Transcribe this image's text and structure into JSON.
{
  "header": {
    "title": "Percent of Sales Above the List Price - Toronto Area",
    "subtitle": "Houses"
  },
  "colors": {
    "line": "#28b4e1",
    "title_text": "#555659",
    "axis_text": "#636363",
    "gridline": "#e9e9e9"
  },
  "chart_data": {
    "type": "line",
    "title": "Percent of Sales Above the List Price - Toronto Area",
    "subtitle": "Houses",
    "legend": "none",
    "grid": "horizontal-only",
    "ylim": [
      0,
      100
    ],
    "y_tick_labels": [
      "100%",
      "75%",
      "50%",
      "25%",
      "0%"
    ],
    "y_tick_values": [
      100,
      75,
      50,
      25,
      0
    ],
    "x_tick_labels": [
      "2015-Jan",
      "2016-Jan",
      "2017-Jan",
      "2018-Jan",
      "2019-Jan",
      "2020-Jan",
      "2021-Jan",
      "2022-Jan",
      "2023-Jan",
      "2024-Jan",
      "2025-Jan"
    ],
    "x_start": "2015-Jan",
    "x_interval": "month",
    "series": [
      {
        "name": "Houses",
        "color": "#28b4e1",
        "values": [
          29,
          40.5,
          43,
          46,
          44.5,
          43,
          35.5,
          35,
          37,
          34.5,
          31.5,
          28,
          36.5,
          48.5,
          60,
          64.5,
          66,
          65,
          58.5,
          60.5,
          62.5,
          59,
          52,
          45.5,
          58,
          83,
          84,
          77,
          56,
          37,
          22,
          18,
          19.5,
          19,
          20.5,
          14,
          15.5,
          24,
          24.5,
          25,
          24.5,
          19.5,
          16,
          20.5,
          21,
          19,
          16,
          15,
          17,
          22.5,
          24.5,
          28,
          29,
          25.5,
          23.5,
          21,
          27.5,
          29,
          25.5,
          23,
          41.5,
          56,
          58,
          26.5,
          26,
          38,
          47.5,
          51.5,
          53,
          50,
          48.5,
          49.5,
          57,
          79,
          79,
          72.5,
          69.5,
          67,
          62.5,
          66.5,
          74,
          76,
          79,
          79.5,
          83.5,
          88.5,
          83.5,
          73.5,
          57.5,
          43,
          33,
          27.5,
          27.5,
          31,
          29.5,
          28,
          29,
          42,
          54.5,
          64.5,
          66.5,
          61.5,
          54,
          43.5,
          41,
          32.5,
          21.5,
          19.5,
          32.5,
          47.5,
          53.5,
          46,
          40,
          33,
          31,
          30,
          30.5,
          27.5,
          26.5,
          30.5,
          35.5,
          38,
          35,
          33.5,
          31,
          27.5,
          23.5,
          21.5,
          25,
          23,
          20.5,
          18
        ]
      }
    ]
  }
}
══════════════════════════════
◆ **WORK TO BE COMPLETED**
Reproduce the whole listing word for word.

◆ **COMPLETE OUTPUT**
Transcribe this image's text and structure into JSON.
{
  "header": {
    "title": "Percent of Sales Above the List Price - Toronto Area",
    "subtitle": "Houses"
  },
  "colors": {
    "line": "#28b4e1",
    "title_text": "#555659",
    "axis_text": "#636363",
    "gridline": "#e9e9e9"
  },
  "chart_data": {
    "type": "line",
    "title": "Percent of Sales Above the List Price - Toronto Area",
    "subtitle": "Houses",
    "legend": "none",
    "grid": "horizontal-only",
    "ylim": [
      0,
      100
    ],
    "y_tick_labels": [
      "100%",
      "75%",
      "50%",
      "25%",
      "0%"
    ],
    "y_tick_values": [
      100,
      75,
      50,
      25,
      0
    ],
    "x_tick_labels": [
      "2015-Jan",
      "2016-Jan",
      "2017-Jan",
      "2018-Jan",
      "2019-Jan",
      "2020-Jan",
      "2021-Jan",
      "2022-Jan",
      "2023-Jan",
      "2024-Jan",
      "2025-Jan"
    ],
    "x_start": "2015-Jan",
    "x_interval": "month",
    "series": [
      {
        "name": "Houses",
        "color": "#28b4e1",
        "values": [
          29,
          40.5,
          43,
          46,
          44.5,
          43,
          35.5,
          35,
          37,
          34.5,
          31.5,
          28,
          36.5,
          48.5,
          60,
          64.5,
          66,
          65,
          58.5,
          60.5,
          62.5,
          59,
          52,
          45.5,
          58,
          83,
          84,
          77,
          56,
          37,
          22,
          18,
          19.5,
          19,
          20.5,
          14,
          15.5,
          24,
          24.5,
          25,
          24.5,
          19.5,
          16,
          20.5,
          21,
          19,
          16,
          15,
          17,
          22.5,
          24.5,
          28,
          29,
          25.5,
          23.5,
          21,
          27.5,
          29,
          25.5,
          23,
          41.5,
          56,
          58,
          26.5,
          26,
          38,
          47.5,
          51.5,
          53,
          50,
          48.5,
          49.5,
          57,
          79,
          79,
          72.5,
          69.5,
          67,
          62.5,
          66.5,
          74,
          76,
          79,
          79.5,
          83.5,
          88.5,
          83.5,
          73.5,
          57.5,
          43,
          33,
          27.5,
          27.5,
          31,
          29.5,
          28,
          29,
          42,
          54.5,
          64.5,
          66.5,
          61.5,
          54,
          43.5,
          41,
          32.5,
          21.5,
          19.5,
          32.5,
          47.5,
          53.5,
          46,
          40,
          33,
          31,
          30,
          30.5,
          27.5,
          26.5,
          30.5,
          35.5,
          38,
          35,
          33.5,
          31,
          27.5,
          23.5,
          21.5,
          25,
          23,
          20.5,
          18
        ]
      }
    ]
  }
}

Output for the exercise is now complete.